* start MATERIAL FOR THIS EXERCISE *

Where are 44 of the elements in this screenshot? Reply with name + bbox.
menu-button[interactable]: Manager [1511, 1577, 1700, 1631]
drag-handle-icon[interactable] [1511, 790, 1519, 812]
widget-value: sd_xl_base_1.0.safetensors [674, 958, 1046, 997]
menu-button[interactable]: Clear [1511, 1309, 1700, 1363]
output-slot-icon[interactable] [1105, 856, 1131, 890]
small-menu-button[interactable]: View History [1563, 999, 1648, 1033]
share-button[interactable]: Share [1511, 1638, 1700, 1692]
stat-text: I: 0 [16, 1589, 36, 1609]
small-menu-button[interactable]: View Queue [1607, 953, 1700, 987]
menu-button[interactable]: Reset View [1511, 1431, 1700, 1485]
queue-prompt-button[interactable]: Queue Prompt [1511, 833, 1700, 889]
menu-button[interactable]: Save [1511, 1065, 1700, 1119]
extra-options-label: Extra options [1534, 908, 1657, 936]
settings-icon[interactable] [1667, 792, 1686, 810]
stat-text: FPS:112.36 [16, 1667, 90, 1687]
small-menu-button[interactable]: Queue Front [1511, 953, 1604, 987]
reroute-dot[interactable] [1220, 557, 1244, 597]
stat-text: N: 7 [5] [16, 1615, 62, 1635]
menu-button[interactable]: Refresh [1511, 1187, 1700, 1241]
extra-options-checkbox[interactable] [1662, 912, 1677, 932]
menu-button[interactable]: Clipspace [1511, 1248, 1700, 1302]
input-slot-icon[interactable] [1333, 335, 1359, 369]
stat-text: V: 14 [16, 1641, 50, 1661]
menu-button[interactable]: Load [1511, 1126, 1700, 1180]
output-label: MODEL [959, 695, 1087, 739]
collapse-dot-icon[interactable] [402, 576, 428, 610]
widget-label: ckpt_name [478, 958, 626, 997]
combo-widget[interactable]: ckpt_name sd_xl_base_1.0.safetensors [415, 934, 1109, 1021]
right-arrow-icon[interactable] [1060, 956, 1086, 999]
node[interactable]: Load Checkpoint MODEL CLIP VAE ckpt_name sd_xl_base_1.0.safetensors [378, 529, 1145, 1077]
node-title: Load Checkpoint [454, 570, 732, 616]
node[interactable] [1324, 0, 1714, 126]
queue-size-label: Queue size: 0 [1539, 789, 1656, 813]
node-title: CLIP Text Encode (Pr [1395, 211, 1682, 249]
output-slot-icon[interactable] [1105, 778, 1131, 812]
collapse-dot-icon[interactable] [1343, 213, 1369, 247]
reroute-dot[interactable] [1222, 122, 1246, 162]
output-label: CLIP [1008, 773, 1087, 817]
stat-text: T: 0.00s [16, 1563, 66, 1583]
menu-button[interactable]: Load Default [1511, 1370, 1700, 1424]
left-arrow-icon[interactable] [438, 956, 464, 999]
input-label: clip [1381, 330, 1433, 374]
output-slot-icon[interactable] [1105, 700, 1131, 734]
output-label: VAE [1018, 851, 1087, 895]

* end MATERIAL FOR THIS EXERCISE *

WORK REQUIRED: Arrange the lines of the rows, starting at the first line and ending at the line that contains "widget-value: sd_xl_base_1.0.safetensors [674, 958, 1046, 997]", both included, as a Markdown table with the columns "No." and "Text". Give each line its number in order and leave out any blank lines.

THE SOLUTION:
| No. | Text |
|---|---|
| 1 | Where are 44 of the elements in this screenshot? Reply with name + bbox. |
| 2 | menu-button[interactable]: Manager [1511, 1577, 1700, 1631] |
| 3 | drag-handle-icon[interactable] [1511, 790, 1519, 812] |
| 4 | widget-value: sd_xl_base_1.0.safetensors [674, 958, 1046, 997] |